__Text block__:
One degree under from 21st-century ills? Dont waste
a second for speedy recovery take delivery of the new Neil Innes album,
tunes
for todays audience with yesterdays
belief in humanity. Its all here, as good as ever and badly needed now:
catchy melodies and
crafty arrangements, wry humour and cunning puns, the pervading hope that
man will come clean and greed will stand trial. It
needs to be said, and sung, and how. Heartily recommended.
Mark Lewisohn
Sometimes you have to lower your expectations when one of your favorite and enduring artists releases a new album in the 21st century.
Will his songs be rehashes or remakes of old material?
Will the digital quality expose the frayed edges of your former warm, vinyl
pal like age spots in a fluorescent light? Will his voice or instrument playing
be reduced to retirement-home-entertainment-night quality?
Has he kept up with the times or is he living in the past?
In the case of Neil Innes' first all-new studio solo album since the '80s, there are no foundations for any of these worries.
"Works In Progress" bring Neil Innes fully up-to-date
in a flawlessly arranged, performed and produced album - without losing any
of the uniquely charming-to-sentimental-to-shocking qualities of songwriting
that Neil Innes has been known for since the '60s.
Without harking back musically even once to Bonzos or Python or Rutles, "Works In Progress" fast-forwards to 2005, with exciting instrumentation from a bevy of musicians with doses of Anglo, Latin, American and even Eastern Europe styles, embellishing ten immensely entertaining songs from the master of charming parody and crystal clear reflection.
Driven by a celtic woodwind/acoustic
atmosphere the opening cut, "One Of These People,"
is a biting look at striving for a happy existence amidst the doomsayers of
modern times.

Records excerpted from a collection:
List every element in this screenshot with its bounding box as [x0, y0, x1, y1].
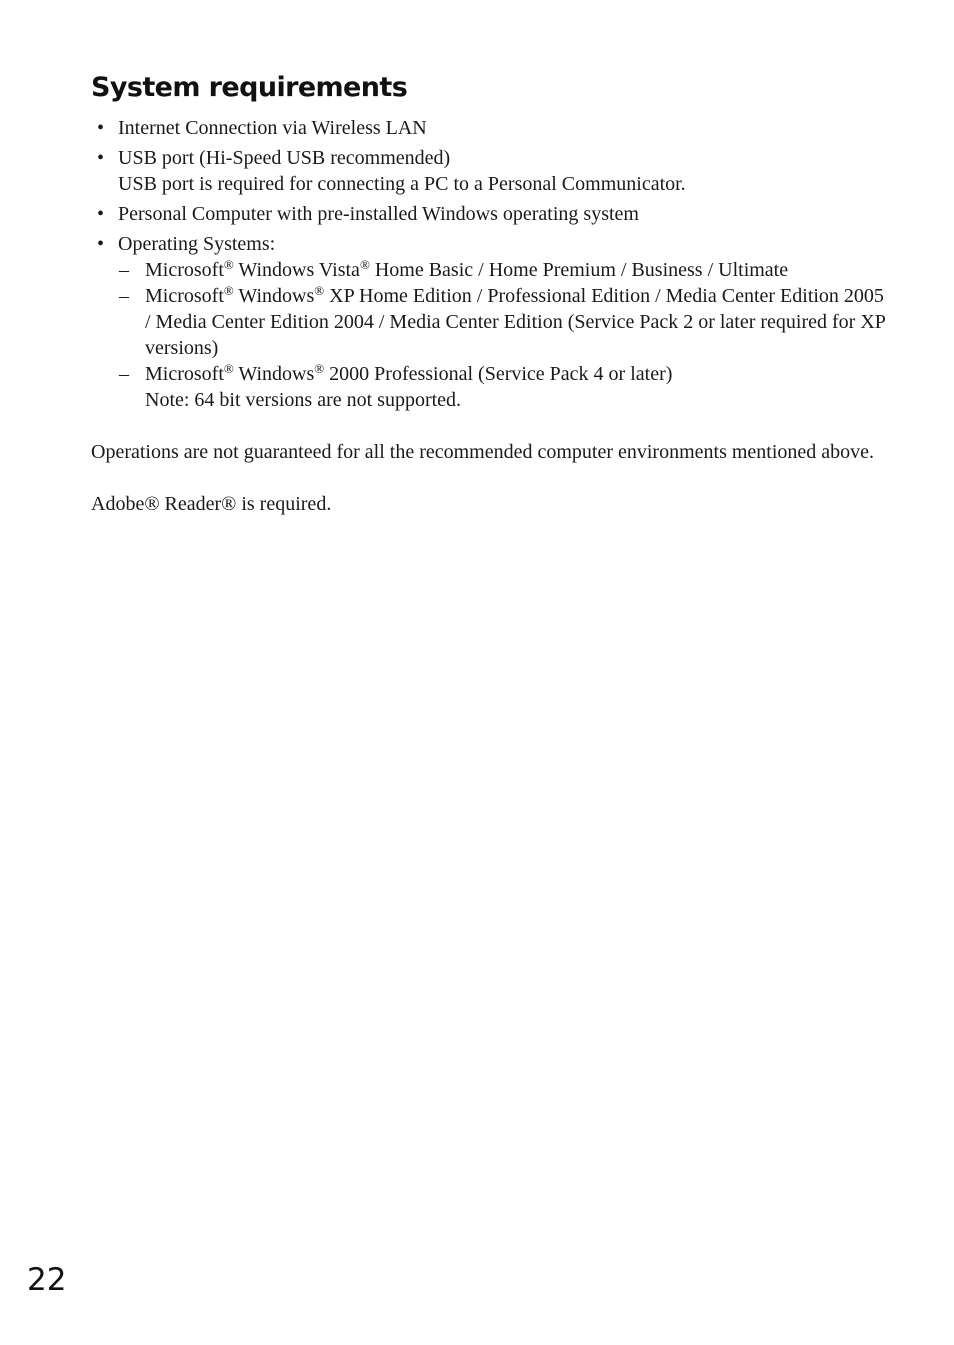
page-title: System requirements	[91, 72, 408, 103]
bullet-icon: •	[97, 233, 105, 255]
dash-icon: –	[119, 363, 129, 385]
os-item	[118, 361, 891, 413]
list-item	[91, 231, 891, 413]
bullet-icon: •	[97, 147, 105, 169]
operations-paragraph: Operations are not guaranteed for all the recommended computer environments mentioned above.	[91, 441, 875, 463]
os-text: Microsoft® Windows® XP Home Edition / Professional Edition / Media Center Edition 2005 / Media Center Edition 2004 / Media Center Edition (Service Pack 2 or later required for XP versions)	[145, 283, 886, 359]
os-text: Microsoft® Windows Vista® Home Basic / Home Premium / Business / Ultimate	[145, 257, 789, 281]
os-note: Note: 64 bit versions are not supported.	[145, 389, 462, 411]
registered-mark: ®	[314, 283, 325, 298]
registered-mark: ®	[314, 361, 325, 376]
requirement-text: Personal Computer with pre-installed Windows operating system	[118, 203, 639, 225]
registered-mark: ®	[223, 283, 234, 298]
list-item	[91, 145, 891, 197]
os-list	[118, 257, 891, 413]
bullet-icon: •	[97, 117, 105, 139]
os-item	[118, 257, 891, 283]
registered-mark: ®	[359, 257, 370, 272]
page-number: 22	[27, 1262, 67, 1298]
requirement-text: Internet Connection via Wireless LAN	[118, 117, 427, 139]
bullet-icon: •	[97, 203, 105, 225]
requirements-list	[91, 115, 891, 413]
requirements-content	[91, 115, 891, 517]
dash-icon: –	[119, 285, 129, 307]
registered-mark: ®	[223, 257, 234, 272]
registered-mark: ®	[223, 361, 234, 376]
list-item	[91, 201, 891, 227]
os-text: Microsoft® Windows® 2000 Professional (Service Pack 4 or later)	[145, 361, 673, 385]
list-item	[91, 115, 891, 141]
dash-icon: –	[119, 259, 129, 281]
requirement-note: USB port is required for connecting a PC to a Personal Communicator.	[118, 173, 686, 195]
os-item	[118, 283, 891, 361]
requirement-text: Operating Systems:	[118, 233, 276, 255]
requirement-text: USB port (Hi-Speed USB recommended)	[118, 147, 451, 169]
adobe-paragraph: Adobe® Reader® is required.	[91, 493, 332, 515]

__Stated task__: Quote the Neil Innes album review word for word, from "Mark Lewisohn" through "to retirement-home-entertainment-night quality?".

__Exercise solution__:
Mark Lewisohn
Sometimes you have to lower your expectations when one of your favorite and enduring artists releases a new album in the 21st century.
Will his songs be rehashes or remakes of old material?
Will the digital quality expose the frayed edges of your former warm, vinyl
pal like age spots in a fluorescent light? Will his voice or instrument playing
be reduced to retirement-home-entertainment-night quality?